Supplied data

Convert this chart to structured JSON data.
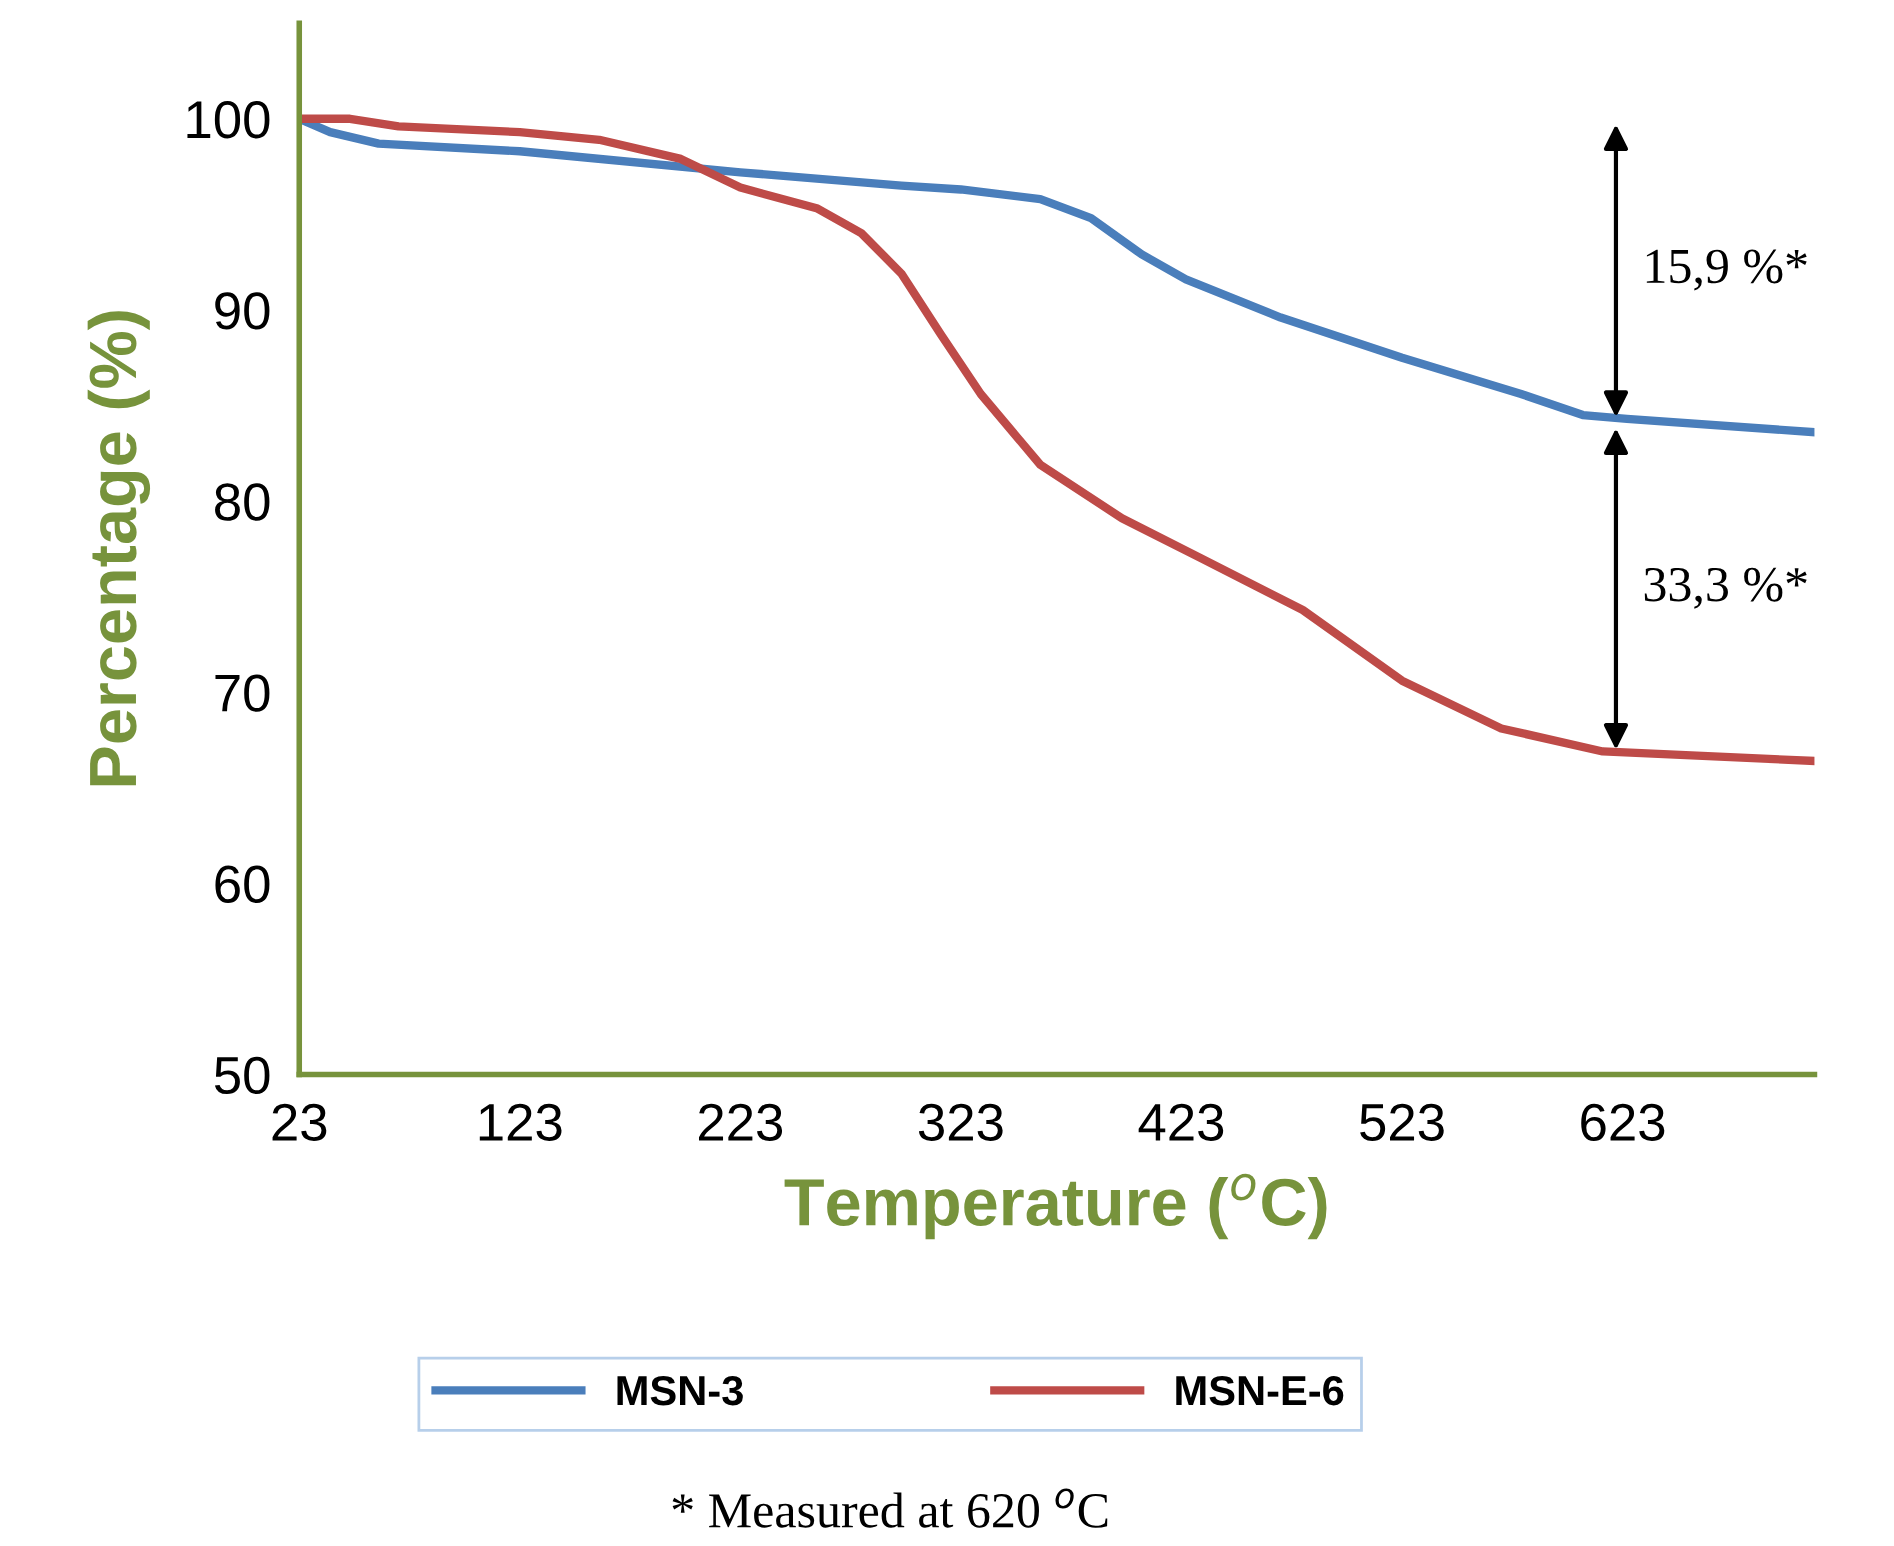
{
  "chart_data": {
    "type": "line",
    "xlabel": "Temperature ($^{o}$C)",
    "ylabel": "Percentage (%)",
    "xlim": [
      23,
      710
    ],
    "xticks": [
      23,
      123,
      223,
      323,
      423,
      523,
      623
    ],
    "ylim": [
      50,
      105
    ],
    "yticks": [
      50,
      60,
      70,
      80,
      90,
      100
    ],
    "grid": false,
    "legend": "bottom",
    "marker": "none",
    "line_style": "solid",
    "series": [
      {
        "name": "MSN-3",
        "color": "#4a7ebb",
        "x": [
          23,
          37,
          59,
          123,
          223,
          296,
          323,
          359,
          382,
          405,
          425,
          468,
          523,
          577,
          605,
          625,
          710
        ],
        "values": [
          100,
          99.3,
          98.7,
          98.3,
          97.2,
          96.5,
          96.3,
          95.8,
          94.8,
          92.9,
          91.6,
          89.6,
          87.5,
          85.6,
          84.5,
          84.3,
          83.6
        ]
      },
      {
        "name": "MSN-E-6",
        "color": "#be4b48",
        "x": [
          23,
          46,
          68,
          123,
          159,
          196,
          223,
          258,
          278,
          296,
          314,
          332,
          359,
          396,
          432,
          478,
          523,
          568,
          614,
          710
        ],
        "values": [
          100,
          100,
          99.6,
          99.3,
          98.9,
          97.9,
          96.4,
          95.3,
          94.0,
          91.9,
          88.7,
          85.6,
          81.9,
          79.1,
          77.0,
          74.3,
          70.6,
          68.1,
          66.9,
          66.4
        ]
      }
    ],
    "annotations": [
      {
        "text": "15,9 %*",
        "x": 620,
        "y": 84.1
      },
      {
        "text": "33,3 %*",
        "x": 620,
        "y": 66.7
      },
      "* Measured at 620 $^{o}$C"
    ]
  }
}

--

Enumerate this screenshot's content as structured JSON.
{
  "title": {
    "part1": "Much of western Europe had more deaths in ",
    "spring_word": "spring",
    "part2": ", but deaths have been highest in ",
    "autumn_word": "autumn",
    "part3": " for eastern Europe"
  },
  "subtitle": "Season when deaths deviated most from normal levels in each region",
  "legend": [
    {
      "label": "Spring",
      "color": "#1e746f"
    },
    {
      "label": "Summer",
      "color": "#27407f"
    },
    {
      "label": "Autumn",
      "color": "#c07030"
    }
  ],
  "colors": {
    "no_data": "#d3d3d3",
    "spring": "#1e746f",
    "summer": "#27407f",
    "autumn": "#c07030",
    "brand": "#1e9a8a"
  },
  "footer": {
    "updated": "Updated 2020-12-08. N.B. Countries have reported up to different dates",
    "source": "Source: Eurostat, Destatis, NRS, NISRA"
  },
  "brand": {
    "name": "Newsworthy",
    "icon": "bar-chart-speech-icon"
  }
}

Task statement
Find the string "JSON" in the entries above and return each line that holds it.

Solution
Convert this chart to structured JSON data.
Enumerate this screenshot's content as structured JSON.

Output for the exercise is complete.